> _SUPPLIED INFORMATION_:
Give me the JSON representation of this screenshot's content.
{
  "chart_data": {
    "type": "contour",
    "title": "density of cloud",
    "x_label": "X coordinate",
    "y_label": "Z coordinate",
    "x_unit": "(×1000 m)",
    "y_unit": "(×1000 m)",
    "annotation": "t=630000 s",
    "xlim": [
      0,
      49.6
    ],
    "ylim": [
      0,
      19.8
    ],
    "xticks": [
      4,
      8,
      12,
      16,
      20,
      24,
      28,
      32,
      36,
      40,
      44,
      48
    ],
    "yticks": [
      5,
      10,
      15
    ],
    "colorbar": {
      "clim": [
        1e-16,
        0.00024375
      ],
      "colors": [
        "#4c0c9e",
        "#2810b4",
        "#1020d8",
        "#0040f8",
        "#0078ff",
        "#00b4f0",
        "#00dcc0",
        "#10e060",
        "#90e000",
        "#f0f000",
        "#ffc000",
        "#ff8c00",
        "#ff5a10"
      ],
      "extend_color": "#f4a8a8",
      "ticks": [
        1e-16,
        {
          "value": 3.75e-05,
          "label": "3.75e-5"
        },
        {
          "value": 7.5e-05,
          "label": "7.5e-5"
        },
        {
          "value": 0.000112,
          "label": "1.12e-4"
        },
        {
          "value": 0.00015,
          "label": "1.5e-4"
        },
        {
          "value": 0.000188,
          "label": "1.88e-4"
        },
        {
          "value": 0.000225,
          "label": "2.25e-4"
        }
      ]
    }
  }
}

* * *

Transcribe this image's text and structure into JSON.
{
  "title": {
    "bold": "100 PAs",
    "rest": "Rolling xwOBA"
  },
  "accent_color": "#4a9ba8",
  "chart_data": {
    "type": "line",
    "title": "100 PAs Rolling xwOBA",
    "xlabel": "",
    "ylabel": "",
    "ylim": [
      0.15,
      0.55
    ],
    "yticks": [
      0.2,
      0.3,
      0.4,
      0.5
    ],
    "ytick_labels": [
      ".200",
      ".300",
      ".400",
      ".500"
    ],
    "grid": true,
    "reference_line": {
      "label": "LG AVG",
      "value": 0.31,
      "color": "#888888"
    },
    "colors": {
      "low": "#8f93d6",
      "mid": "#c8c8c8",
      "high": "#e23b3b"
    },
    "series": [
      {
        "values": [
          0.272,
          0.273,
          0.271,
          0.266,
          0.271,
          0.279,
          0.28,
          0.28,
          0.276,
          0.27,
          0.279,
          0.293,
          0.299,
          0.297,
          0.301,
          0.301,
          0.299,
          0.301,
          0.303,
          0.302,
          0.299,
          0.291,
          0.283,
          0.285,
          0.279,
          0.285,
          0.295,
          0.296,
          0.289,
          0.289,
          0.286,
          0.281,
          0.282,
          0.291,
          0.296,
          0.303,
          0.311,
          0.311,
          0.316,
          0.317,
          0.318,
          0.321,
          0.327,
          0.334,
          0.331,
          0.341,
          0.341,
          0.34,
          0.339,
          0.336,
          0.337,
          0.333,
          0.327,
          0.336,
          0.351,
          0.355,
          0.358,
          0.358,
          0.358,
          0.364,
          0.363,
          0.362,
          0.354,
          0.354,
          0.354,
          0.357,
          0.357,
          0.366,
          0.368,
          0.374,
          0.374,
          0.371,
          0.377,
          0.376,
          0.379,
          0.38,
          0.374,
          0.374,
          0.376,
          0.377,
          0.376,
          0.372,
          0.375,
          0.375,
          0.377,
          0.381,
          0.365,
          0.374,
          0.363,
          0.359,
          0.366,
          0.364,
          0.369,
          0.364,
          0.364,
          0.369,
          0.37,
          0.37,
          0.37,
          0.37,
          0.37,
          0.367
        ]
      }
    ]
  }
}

> _TASK GOAL_: Filter the listing for the word "title" and copy every line that holds it.

> _RESULT OF THIS TASK_:
    "title": "density of cloud",
  "title": {
    "title": "100 PAs Rolling xwOBA",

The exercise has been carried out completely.